───── Input for this task ─────

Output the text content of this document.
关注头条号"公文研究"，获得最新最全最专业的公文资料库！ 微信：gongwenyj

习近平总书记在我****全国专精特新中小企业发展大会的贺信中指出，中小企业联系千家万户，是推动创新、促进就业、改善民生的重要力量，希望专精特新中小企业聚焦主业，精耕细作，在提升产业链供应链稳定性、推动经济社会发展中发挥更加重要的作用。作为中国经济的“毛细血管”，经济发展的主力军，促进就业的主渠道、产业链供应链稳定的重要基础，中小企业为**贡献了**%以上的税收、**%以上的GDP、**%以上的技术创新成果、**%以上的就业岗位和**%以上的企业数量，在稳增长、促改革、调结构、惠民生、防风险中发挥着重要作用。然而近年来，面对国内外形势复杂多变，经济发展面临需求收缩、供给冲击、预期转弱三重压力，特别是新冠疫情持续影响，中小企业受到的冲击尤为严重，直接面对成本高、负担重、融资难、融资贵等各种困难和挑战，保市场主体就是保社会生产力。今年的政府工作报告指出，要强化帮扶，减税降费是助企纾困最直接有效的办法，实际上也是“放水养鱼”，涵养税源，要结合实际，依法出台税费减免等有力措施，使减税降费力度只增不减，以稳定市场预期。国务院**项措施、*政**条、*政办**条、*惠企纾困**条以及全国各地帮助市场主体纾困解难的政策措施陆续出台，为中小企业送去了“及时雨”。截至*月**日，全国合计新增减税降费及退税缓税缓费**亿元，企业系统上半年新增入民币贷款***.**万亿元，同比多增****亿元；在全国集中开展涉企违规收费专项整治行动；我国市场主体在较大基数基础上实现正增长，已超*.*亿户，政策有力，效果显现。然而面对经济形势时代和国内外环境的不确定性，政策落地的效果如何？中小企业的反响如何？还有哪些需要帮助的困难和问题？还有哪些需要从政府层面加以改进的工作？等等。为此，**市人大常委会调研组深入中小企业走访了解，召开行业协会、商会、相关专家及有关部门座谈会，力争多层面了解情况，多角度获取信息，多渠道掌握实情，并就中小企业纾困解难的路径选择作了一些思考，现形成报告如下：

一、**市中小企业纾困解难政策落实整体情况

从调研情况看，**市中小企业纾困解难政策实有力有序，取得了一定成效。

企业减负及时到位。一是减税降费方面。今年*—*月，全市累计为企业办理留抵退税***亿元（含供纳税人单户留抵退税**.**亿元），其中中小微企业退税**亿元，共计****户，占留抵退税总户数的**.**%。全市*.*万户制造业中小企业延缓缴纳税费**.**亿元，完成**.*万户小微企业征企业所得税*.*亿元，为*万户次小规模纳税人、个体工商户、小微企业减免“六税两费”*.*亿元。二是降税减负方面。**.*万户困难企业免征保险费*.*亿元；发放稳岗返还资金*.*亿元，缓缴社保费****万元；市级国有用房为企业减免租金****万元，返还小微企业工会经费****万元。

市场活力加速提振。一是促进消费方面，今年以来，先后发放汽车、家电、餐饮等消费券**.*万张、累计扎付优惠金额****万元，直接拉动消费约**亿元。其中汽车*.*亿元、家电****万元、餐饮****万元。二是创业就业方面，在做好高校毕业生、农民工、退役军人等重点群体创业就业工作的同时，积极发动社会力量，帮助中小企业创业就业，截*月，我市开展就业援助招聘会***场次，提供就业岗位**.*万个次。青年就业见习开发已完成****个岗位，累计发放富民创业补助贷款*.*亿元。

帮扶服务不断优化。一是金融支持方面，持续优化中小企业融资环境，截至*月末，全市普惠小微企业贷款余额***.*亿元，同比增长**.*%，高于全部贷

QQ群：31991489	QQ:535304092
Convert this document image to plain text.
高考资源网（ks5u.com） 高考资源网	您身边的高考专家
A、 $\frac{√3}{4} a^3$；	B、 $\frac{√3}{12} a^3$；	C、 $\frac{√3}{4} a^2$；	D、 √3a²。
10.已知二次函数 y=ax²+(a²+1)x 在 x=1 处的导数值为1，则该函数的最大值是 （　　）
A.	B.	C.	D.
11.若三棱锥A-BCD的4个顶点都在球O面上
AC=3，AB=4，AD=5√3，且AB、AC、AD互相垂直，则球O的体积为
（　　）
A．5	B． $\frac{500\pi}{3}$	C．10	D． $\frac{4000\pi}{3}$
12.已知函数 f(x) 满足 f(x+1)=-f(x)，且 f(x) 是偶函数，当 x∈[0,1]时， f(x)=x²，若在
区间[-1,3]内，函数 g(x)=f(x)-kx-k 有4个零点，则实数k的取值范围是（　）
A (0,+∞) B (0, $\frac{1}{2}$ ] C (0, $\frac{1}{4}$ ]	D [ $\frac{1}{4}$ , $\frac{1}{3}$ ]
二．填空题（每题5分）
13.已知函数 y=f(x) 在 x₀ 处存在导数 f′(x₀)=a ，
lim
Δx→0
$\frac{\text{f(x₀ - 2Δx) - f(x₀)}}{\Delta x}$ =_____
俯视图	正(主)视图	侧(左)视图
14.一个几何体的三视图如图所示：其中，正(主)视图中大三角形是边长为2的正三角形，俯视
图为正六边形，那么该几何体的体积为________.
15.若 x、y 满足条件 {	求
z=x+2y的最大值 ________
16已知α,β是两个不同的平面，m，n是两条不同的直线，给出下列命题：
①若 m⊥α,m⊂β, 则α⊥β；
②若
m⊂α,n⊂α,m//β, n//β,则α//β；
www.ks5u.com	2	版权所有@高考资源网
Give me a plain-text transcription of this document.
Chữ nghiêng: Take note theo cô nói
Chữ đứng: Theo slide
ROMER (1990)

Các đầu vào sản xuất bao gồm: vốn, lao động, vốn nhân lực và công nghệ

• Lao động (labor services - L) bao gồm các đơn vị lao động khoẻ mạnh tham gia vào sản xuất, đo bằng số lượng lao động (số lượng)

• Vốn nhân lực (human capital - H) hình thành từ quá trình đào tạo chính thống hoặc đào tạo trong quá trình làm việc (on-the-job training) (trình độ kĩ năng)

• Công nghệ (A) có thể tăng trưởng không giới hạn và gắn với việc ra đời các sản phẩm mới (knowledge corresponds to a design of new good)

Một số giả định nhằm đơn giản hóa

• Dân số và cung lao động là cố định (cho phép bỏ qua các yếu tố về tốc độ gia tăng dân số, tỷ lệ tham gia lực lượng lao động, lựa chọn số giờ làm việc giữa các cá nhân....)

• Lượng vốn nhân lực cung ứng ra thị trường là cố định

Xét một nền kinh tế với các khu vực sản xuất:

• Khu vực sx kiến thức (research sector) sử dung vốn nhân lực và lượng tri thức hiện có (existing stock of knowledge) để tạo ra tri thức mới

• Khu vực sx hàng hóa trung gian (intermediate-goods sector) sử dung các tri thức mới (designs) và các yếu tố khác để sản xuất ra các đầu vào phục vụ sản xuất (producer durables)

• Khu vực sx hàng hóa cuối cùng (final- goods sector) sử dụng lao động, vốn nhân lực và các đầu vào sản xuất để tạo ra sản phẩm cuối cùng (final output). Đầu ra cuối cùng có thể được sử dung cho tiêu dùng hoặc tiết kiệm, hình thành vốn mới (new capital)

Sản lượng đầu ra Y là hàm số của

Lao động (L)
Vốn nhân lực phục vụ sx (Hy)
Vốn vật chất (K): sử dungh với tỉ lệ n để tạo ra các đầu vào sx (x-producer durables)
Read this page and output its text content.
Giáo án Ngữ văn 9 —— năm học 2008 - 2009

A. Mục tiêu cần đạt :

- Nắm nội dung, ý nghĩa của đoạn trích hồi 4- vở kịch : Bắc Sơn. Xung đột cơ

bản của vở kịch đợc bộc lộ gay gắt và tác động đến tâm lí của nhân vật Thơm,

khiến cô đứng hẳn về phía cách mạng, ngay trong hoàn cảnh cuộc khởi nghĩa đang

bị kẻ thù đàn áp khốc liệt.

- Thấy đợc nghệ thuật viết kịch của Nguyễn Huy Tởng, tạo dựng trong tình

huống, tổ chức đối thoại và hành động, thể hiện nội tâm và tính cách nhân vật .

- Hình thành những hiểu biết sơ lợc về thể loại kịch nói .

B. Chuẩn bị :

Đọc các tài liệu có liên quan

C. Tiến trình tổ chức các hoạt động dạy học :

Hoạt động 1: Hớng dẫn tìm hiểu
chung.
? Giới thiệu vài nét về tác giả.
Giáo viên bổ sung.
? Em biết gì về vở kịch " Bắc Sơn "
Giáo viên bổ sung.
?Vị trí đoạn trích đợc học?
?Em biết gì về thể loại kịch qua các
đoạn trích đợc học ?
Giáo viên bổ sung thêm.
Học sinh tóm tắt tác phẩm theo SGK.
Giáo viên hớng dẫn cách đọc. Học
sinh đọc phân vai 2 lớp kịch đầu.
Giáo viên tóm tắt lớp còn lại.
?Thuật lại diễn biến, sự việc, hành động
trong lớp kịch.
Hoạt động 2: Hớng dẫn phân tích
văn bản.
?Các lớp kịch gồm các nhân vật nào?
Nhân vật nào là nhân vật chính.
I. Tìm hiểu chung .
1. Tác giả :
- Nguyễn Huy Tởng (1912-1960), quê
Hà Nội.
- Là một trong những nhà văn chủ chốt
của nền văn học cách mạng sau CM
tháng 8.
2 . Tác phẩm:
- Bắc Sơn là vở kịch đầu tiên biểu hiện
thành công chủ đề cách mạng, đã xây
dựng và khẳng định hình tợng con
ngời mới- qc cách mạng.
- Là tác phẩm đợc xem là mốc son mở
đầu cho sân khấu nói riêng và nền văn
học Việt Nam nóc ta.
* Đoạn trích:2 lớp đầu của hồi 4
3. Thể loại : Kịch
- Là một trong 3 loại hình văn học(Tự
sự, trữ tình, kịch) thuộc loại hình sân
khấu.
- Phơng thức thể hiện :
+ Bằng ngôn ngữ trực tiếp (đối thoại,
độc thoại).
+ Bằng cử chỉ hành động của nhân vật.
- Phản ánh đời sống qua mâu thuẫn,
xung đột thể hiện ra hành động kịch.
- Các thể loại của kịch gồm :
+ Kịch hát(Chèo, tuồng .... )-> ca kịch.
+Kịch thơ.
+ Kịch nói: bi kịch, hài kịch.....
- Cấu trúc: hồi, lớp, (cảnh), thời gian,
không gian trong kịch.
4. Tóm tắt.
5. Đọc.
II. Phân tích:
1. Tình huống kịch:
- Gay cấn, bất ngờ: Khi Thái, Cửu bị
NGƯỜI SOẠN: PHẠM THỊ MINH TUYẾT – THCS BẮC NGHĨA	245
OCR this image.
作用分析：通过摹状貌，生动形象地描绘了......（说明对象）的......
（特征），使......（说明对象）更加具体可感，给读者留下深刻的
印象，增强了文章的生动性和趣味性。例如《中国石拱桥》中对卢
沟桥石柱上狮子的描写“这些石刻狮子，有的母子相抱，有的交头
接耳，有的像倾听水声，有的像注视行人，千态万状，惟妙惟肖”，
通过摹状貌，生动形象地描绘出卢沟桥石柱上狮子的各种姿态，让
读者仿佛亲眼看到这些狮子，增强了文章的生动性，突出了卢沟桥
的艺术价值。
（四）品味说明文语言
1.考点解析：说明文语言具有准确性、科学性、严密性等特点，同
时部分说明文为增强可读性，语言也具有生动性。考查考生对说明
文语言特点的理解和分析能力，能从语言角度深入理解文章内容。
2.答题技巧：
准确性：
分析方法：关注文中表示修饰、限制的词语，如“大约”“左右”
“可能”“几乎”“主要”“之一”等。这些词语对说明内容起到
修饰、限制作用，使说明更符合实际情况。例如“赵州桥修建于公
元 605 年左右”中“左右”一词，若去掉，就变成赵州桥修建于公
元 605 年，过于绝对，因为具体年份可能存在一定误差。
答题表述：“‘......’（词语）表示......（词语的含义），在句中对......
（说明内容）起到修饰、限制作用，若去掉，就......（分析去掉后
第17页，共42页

─────

■ Direction ■
Gather each line of the records holding the string "frac".

■ Reply ■
A、 $\frac{√3}{4} a^3$；	B、 $\frac{√3}{12} a^3$；	C、 $\frac{√3}{4} a^2$；	D、 √3a²。
A．5	B． $\frac{500\pi}{3}$	C．10	D． $\frac{4000\pi}{3}$
A (0,+∞) B (0, $\frac{1}{2}$ ] C (0, $\frac{1}{4}$ ]	D [ $\frac{1}{4}$ , $\frac{1}{3}$ ]
$\frac{\text{f(x₀ - 2Δx) - f(x₀)}}{\Delta x}$ =_____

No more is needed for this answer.